> Collection entries
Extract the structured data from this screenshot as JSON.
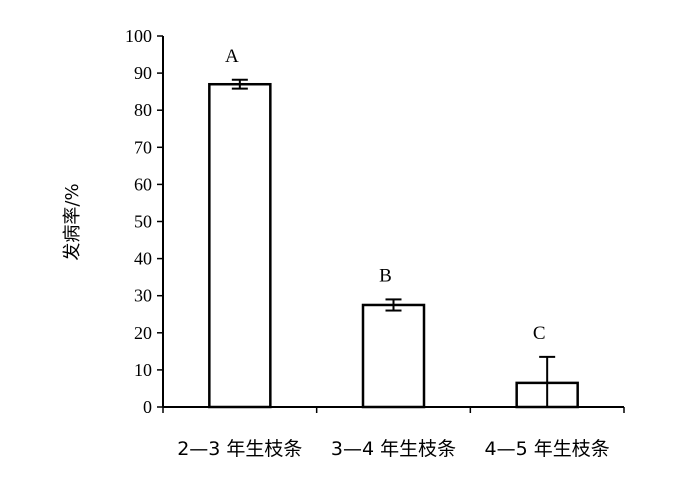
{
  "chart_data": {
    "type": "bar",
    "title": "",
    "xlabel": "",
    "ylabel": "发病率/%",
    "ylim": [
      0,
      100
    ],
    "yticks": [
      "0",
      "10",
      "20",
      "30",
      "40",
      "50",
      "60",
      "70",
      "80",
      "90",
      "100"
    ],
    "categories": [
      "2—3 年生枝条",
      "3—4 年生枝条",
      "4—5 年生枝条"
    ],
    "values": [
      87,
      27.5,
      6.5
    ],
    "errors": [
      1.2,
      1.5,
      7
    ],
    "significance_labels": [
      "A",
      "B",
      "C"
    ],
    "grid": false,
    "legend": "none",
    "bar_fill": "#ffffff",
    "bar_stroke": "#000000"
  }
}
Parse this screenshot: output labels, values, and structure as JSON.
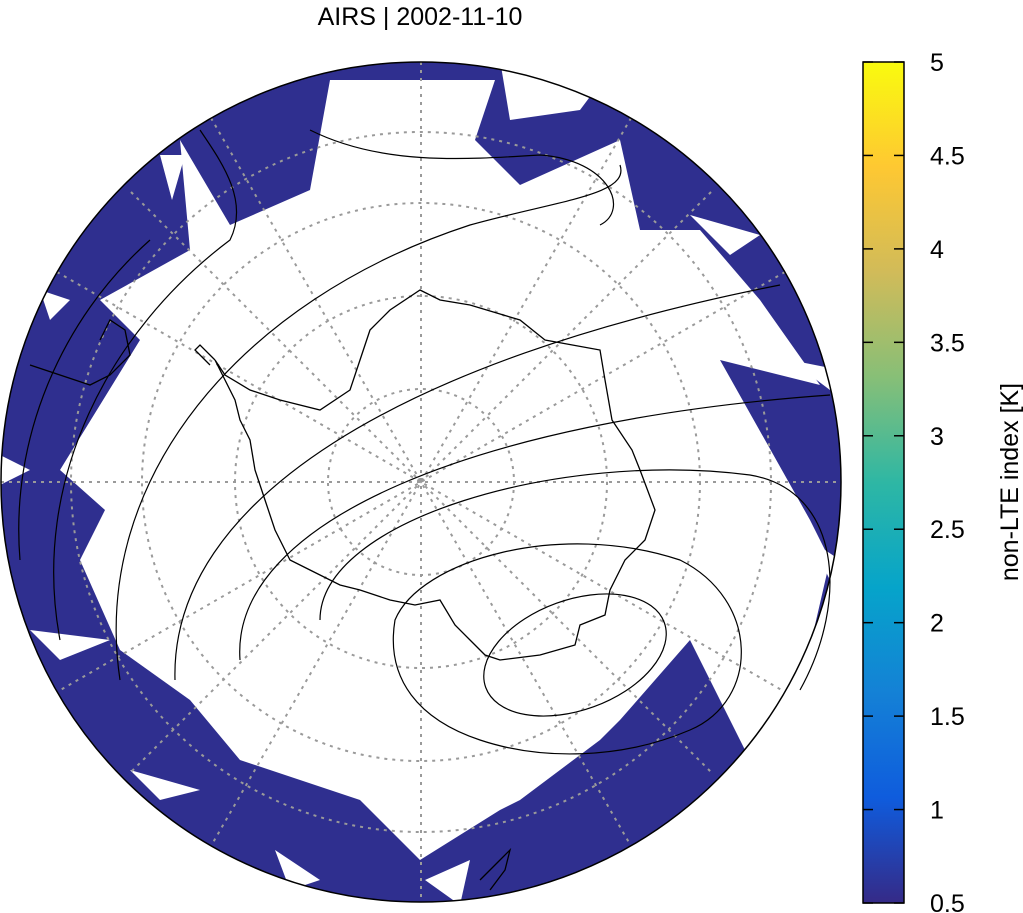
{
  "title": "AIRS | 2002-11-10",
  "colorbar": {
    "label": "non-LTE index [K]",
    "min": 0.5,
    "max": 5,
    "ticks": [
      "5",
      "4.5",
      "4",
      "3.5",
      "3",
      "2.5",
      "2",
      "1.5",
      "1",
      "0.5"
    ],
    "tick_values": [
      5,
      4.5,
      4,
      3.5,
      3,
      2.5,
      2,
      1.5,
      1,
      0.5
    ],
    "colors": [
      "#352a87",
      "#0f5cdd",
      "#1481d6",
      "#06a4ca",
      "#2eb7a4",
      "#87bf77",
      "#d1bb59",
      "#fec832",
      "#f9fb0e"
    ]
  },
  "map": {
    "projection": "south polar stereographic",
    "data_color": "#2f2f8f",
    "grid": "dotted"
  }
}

---

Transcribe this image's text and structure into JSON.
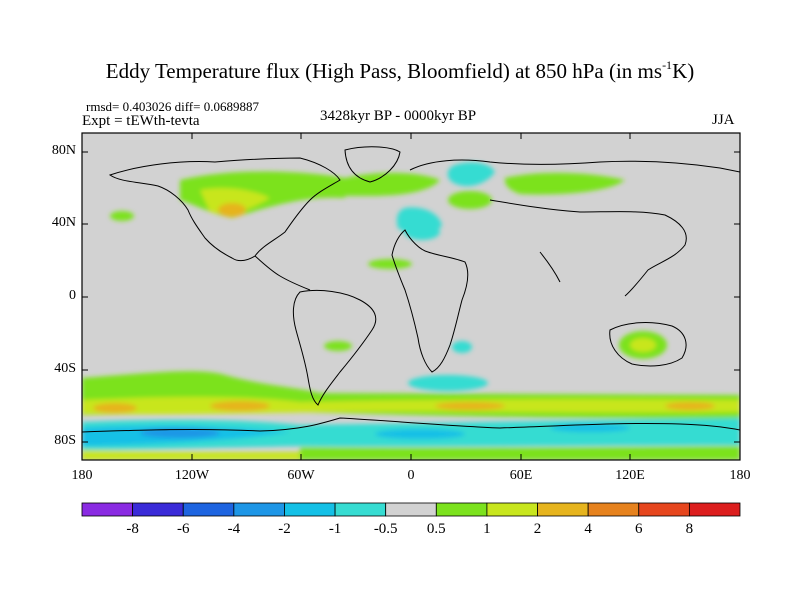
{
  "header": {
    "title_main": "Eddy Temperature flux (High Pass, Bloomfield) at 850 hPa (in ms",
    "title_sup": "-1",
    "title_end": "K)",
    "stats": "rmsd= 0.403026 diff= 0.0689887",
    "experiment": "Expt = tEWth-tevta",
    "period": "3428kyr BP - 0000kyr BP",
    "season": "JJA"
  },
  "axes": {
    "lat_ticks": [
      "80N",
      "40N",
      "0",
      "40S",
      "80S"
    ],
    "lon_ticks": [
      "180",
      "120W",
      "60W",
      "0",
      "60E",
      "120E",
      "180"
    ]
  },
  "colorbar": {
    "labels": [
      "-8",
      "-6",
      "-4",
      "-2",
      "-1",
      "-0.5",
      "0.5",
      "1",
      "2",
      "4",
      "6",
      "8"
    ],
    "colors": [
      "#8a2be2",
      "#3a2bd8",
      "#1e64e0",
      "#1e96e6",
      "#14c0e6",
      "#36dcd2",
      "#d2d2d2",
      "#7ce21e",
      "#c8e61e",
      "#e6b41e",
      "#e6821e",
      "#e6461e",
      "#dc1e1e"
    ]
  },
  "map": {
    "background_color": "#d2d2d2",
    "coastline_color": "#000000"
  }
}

> Work to be completed
Copy every line that contains the string "this".

> Answer for the task
Extract the structured data from this screenshot as JSON.
Parse this screenshot: output labels, values, and structure as JSON.
Transcribe this image's text and structure into JSON.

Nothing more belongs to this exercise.